Exercise material:
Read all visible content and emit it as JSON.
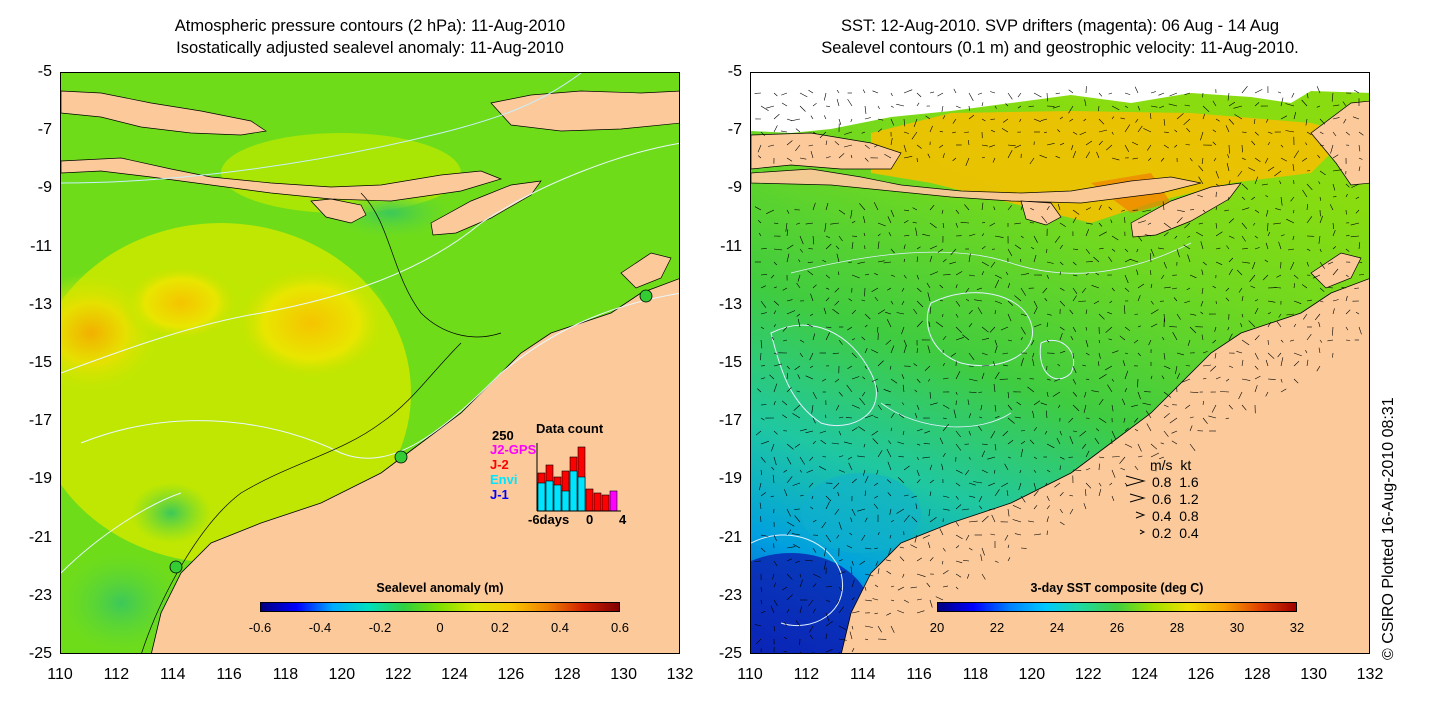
{
  "left_panel": {
    "title_line1": "Atmospheric pressure contours (2 hPa): 11-Aug-2010",
    "title_line2": "Isostatically adjusted sealevel anomaly: 11-Aug-2010",
    "y_ticks": [
      "-5",
      "-7",
      "-9",
      "-11",
      "-13",
      "-15",
      "-17",
      "-19",
      "-21",
      "-23",
      "-25"
    ],
    "x_ticks": [
      "110",
      "112",
      "114",
      "116",
      "118",
      "120",
      "122",
      "124",
      "126",
      "128",
      "130",
      "132"
    ],
    "colorbar": {
      "title": "Sealevel anomaly (m)",
      "ticks": [
        "-0.6",
        "-0.4",
        "-0.2",
        "0",
        "0.2",
        "0.4",
        "0.6"
      ],
      "range": [
        -0.6,
        0.6
      ]
    },
    "data_count": {
      "title": "Data count",
      "max_label": "250",
      "x_labels": [
        "-6days",
        "0",
        "4"
      ],
      "series": [
        {
          "name": "J2-GPS",
          "color": "#ff00ff"
        },
        {
          "name": "J-2",
          "color": "#ff0000"
        },
        {
          "name": "Envi",
          "color": "#00e5ff"
        },
        {
          "name": "J-1",
          "color": "#0000ff"
        }
      ]
    }
  },
  "right_panel": {
    "title_line1": "SST: 12-Aug-2010. SVP drifters (magenta): 06 Aug - 14 Aug",
    "title_line2": "Sealevel contours (0.1 m) and geostrophic velocity: 11-Aug-2010.",
    "y_ticks": [
      "-5",
      "-7",
      "-9",
      "-11",
      "-13",
      "-15",
      "-17",
      "-19",
      "-21",
      "-23",
      "-25"
    ],
    "x_ticks": [
      "110",
      "112",
      "114",
      "116",
      "118",
      "120",
      "122",
      "124",
      "126",
      "128",
      "130",
      "132"
    ],
    "colorbar": {
      "title": "3-day SST composite (deg C)",
      "ticks": [
        "20",
        "22",
        "24",
        "26",
        "28",
        "30",
        "32"
      ],
      "range": [
        20,
        32
      ]
    },
    "velocity_legend": {
      "header": "m/s  kt",
      "rows": [
        "0.8  1.6",
        "0.6  1.2",
        "0.4  0.8",
        "0.2  0.4"
      ]
    }
  },
  "credit": "© CSIRO Plotted 16-Aug-2010 08:31",
  "colors": {
    "land": "#fbc99a",
    "ocean_left": "#8ee000",
    "ocean_right": "#33cc33"
  }
}
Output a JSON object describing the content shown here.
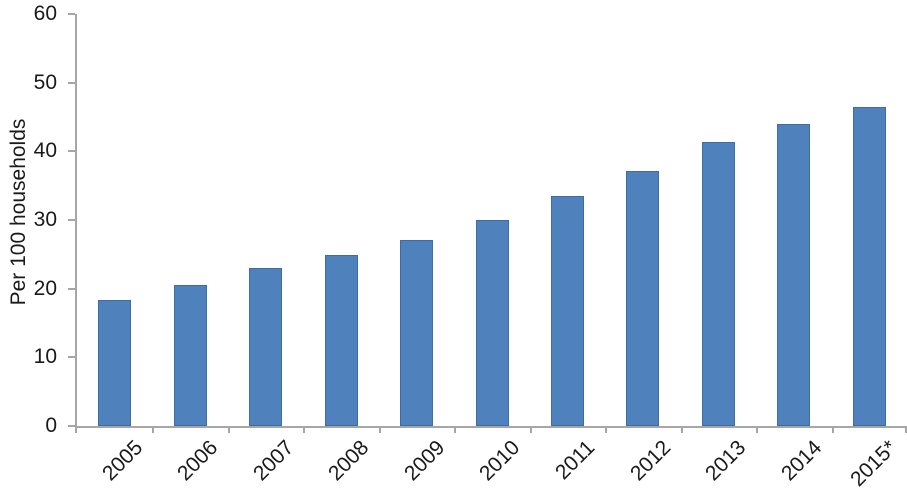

Your instructions:
Identify and copy lines that hold the string "anomaly".

Exercise output:
    "title_line2": "Isostatically adjusted sealevel anomaly: 11-Aug-2010",
      "title": "Sealevel anomaly (m)",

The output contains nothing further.